- TASK PROMPT:
Gather every line holding the string "icon".

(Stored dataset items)
——————————

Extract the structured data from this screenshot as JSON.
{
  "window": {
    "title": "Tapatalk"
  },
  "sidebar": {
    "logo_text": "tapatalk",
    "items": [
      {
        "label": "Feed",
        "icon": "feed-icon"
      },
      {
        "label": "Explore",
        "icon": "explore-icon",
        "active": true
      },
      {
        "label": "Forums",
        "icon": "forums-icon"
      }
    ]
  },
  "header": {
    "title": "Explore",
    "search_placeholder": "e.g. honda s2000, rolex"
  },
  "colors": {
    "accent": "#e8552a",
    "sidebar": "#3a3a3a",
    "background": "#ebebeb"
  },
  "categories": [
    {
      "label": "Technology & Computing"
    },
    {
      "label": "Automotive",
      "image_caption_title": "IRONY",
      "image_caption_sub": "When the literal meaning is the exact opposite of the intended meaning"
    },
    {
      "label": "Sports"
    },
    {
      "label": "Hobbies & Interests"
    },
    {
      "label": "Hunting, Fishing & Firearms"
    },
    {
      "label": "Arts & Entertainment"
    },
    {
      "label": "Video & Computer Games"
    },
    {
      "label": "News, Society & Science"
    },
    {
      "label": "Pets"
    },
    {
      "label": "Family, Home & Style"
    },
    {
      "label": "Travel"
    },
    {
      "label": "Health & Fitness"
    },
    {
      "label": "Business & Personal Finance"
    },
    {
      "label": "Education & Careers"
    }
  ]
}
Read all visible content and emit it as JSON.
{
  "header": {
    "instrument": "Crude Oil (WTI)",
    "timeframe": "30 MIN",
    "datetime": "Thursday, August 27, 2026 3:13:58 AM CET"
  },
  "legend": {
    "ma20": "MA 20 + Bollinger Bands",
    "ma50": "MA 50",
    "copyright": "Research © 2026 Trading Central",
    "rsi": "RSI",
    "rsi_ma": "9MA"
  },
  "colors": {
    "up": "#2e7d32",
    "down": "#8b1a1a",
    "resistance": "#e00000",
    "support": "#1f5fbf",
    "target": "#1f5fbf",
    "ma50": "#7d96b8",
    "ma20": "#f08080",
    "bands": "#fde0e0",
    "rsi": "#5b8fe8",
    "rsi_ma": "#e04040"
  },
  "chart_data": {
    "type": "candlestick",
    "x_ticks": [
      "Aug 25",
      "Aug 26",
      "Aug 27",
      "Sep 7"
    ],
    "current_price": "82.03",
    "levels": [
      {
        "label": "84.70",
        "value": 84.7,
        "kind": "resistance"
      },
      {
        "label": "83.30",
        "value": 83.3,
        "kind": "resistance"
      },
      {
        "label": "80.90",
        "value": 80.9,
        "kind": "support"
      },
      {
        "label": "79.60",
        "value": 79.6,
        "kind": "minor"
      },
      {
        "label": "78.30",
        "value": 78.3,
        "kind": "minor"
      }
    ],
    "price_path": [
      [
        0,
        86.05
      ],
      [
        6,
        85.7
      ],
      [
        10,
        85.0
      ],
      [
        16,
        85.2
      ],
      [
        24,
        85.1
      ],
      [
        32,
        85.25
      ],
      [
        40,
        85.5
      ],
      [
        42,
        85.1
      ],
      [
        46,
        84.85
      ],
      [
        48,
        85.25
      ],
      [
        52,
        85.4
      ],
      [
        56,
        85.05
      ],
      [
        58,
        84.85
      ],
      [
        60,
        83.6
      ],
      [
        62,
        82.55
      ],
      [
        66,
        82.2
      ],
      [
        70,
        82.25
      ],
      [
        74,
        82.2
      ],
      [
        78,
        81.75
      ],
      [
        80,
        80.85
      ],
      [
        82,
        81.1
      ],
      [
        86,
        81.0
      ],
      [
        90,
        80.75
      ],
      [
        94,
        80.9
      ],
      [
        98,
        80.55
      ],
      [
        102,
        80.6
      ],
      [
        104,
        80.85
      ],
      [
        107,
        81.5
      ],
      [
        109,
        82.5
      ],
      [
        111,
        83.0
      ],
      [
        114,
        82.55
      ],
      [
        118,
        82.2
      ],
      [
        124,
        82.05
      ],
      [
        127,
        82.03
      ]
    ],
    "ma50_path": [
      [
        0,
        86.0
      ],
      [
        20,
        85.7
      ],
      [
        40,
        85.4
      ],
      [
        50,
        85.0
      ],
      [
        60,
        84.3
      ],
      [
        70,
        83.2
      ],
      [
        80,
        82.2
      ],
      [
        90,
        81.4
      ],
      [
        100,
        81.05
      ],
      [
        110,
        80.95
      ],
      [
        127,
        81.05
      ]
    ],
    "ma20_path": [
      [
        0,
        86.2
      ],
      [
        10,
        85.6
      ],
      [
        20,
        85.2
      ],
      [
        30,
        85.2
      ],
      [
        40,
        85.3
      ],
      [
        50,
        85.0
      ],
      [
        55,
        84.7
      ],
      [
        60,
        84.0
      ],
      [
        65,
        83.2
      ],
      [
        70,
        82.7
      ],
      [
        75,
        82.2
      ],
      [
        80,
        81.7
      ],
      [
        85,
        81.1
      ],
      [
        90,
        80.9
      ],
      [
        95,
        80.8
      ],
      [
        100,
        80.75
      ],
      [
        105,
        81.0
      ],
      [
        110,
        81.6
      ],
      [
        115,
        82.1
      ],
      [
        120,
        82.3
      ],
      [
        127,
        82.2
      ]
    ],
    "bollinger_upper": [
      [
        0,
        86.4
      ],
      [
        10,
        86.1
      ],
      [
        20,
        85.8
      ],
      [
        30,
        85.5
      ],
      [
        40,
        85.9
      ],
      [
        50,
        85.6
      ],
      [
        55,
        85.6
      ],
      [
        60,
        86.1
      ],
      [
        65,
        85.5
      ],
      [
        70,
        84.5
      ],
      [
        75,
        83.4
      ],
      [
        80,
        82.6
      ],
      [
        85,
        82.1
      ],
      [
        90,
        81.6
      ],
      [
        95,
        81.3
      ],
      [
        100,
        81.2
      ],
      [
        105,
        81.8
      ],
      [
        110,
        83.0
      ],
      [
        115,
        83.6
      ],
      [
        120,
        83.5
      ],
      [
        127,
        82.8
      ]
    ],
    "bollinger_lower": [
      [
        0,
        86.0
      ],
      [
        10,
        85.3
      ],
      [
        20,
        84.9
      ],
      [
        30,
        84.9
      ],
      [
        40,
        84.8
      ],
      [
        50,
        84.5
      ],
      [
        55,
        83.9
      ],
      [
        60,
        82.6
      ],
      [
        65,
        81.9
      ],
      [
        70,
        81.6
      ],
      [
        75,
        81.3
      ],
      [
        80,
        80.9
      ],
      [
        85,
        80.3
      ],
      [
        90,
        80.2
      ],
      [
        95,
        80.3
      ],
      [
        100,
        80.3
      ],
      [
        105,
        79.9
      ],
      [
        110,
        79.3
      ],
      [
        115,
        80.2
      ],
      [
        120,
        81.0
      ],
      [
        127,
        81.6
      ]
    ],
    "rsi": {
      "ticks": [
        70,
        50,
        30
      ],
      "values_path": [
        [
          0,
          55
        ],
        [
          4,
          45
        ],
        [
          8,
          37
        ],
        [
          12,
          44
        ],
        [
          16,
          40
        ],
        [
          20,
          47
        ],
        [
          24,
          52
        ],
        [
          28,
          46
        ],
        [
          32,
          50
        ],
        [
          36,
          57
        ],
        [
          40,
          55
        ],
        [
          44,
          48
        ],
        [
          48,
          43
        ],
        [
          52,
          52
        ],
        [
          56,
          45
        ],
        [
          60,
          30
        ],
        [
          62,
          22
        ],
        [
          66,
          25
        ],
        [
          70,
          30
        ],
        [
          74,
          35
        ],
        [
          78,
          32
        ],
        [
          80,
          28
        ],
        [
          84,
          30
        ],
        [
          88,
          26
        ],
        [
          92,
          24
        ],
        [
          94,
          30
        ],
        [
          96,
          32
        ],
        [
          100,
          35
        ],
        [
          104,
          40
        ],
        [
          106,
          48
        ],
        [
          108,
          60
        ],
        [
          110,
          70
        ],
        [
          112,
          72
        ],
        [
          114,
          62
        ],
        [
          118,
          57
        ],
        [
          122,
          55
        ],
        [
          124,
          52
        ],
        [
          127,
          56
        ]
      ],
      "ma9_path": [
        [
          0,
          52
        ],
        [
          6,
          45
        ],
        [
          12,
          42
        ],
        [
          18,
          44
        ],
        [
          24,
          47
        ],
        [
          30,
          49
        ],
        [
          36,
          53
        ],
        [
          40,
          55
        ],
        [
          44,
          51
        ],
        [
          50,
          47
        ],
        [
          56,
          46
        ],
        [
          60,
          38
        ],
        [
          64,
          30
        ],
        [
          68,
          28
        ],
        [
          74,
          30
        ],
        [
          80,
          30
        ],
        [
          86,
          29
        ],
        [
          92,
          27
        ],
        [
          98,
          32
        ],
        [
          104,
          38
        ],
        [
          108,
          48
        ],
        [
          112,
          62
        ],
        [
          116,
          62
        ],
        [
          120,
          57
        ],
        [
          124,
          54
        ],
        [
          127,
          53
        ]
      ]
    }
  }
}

——————————

- WRITTEN ANSWER:
        "icon": "feed-icon"
        "icon": "explore-icon",
        "icon": "forums-icon"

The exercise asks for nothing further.